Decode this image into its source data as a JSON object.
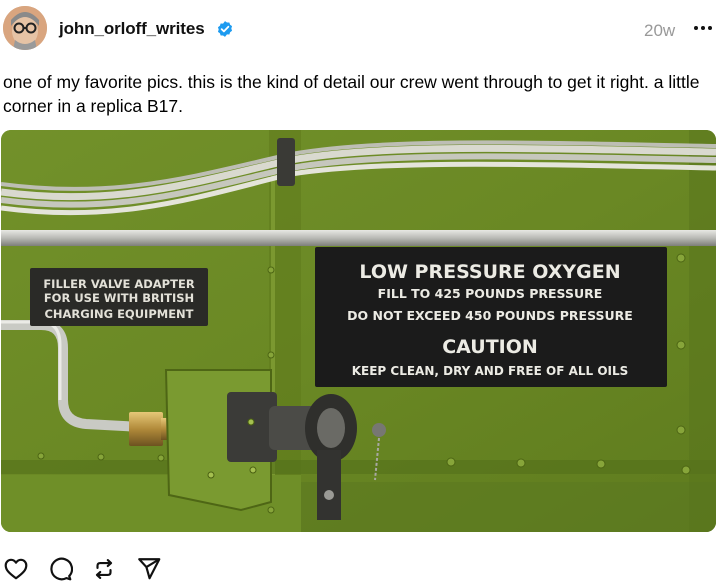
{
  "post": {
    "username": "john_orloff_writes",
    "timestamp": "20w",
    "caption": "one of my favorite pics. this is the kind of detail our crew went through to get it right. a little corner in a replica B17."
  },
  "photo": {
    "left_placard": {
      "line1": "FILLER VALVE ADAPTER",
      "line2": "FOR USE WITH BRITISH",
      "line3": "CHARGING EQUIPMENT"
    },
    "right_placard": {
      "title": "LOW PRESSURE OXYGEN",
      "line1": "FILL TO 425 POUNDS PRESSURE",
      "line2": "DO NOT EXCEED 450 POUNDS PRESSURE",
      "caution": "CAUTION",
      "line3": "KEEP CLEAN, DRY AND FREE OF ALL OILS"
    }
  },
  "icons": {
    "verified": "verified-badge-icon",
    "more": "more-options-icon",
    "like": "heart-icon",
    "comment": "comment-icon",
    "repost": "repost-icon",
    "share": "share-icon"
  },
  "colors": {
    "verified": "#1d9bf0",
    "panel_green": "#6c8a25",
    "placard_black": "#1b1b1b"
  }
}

************

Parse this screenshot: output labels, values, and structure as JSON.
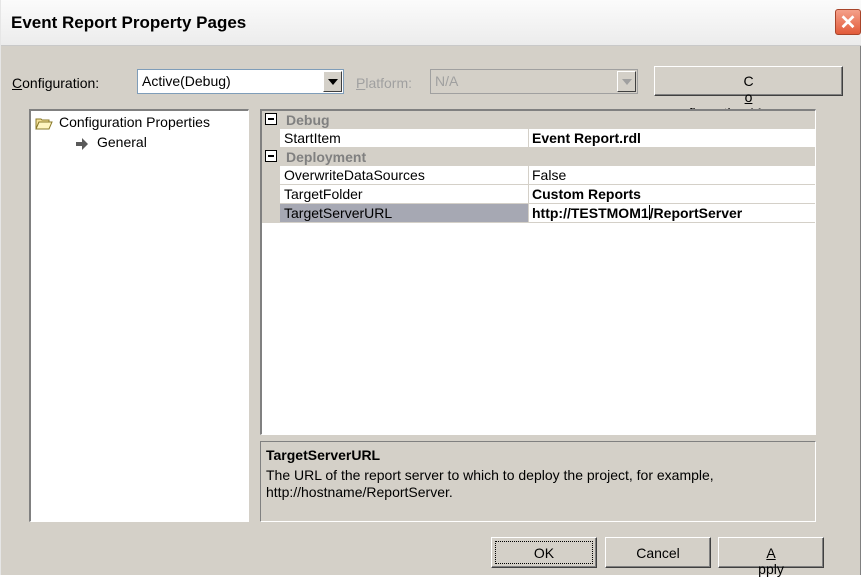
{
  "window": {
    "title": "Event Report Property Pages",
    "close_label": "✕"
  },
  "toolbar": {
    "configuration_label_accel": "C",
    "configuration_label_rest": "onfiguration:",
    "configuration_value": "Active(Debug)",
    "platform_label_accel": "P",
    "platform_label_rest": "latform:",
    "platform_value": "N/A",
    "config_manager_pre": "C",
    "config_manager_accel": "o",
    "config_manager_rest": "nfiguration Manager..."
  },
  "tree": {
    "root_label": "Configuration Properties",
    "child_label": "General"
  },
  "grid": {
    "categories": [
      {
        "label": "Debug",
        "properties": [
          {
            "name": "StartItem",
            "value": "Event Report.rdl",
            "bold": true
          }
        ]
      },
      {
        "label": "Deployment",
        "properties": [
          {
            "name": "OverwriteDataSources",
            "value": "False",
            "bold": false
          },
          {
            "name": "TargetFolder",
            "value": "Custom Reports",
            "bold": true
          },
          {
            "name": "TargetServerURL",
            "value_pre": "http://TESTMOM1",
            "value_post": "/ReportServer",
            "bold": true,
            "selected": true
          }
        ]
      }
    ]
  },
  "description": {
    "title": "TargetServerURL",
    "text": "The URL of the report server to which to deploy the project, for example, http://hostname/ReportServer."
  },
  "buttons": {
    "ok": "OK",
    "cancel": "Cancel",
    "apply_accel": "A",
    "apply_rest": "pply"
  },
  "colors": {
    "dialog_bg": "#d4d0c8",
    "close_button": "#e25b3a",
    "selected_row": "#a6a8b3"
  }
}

************

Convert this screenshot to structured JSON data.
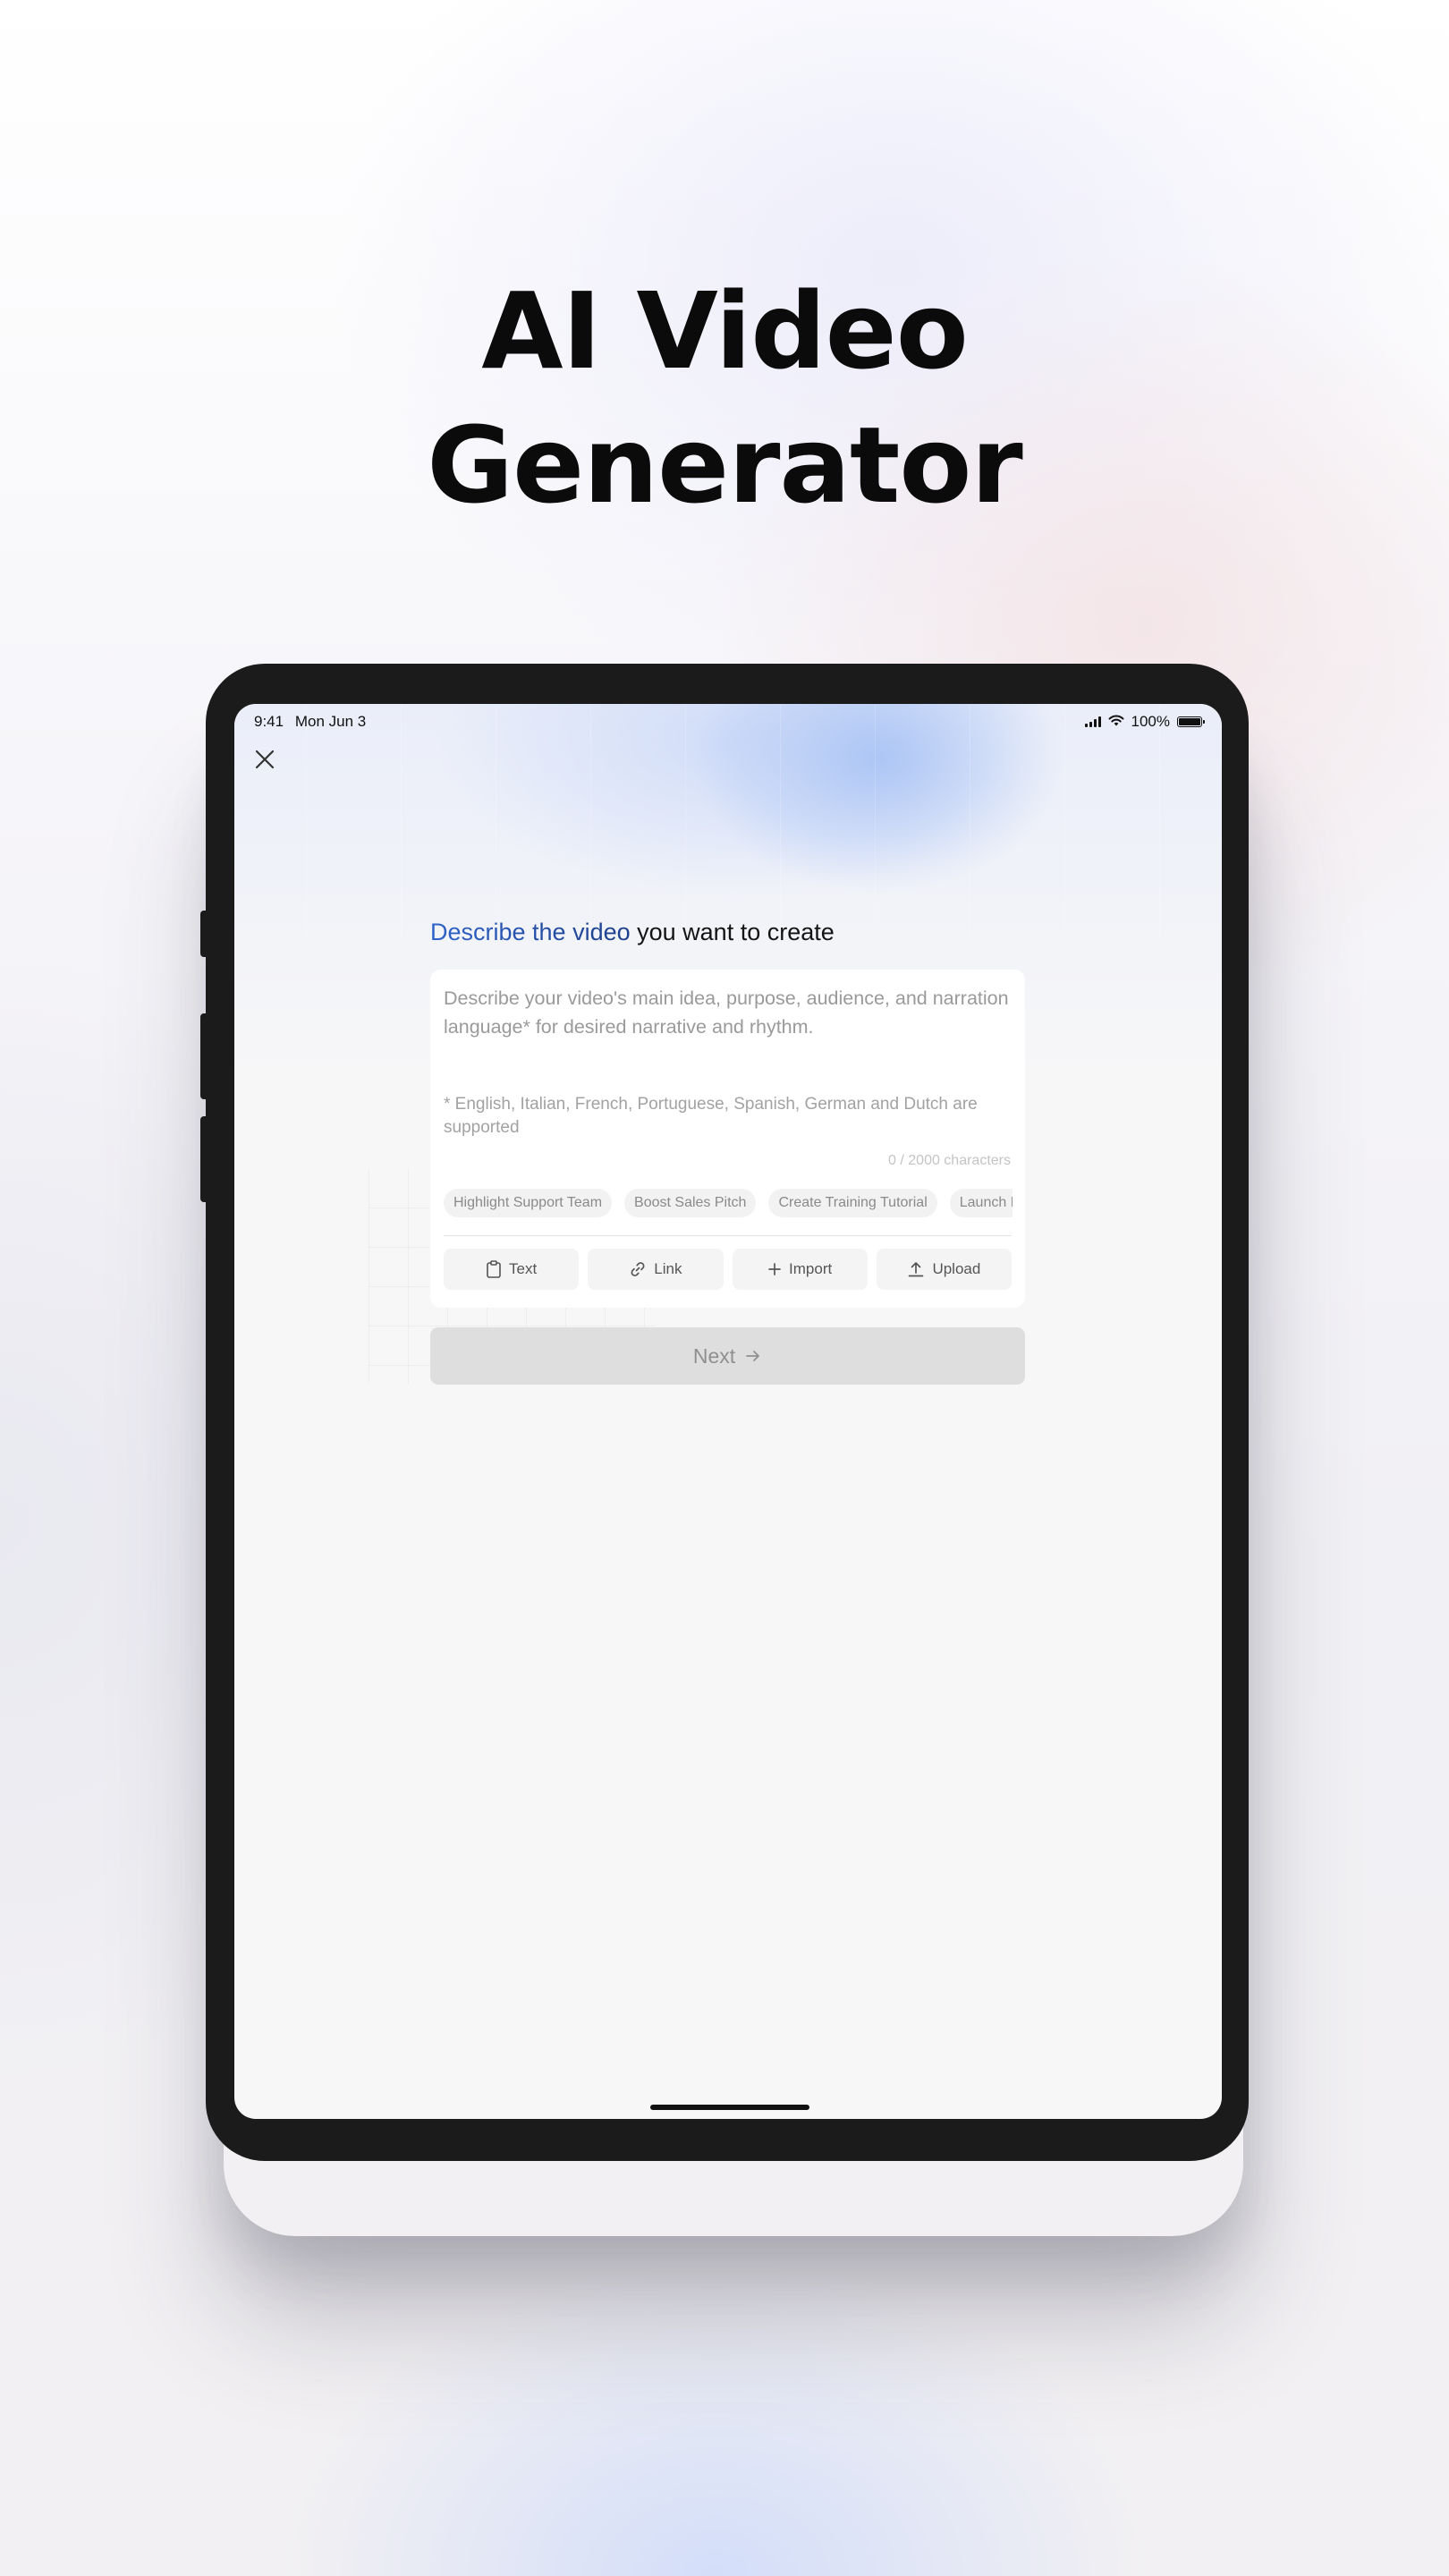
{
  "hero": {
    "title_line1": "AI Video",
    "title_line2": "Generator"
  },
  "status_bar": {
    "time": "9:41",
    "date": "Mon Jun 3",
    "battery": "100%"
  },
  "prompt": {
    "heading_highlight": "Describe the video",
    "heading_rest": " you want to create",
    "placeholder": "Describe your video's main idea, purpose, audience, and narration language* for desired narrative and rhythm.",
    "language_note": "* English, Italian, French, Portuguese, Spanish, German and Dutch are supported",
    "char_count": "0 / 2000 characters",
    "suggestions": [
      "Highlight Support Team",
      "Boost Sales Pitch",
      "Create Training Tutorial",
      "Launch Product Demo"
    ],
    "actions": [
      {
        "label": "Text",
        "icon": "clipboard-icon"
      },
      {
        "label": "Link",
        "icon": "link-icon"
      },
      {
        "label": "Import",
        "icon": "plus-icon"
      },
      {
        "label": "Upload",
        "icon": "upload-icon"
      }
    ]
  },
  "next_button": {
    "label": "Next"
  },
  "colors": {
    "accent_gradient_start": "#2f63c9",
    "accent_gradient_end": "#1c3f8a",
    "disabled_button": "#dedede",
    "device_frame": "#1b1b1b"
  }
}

************

Work to complete: Pull out all lines containing the word "verified" from the entries above.

Answer in full:
    "verified": "verified-badge-icon",
    "verified": "#1d9bf0",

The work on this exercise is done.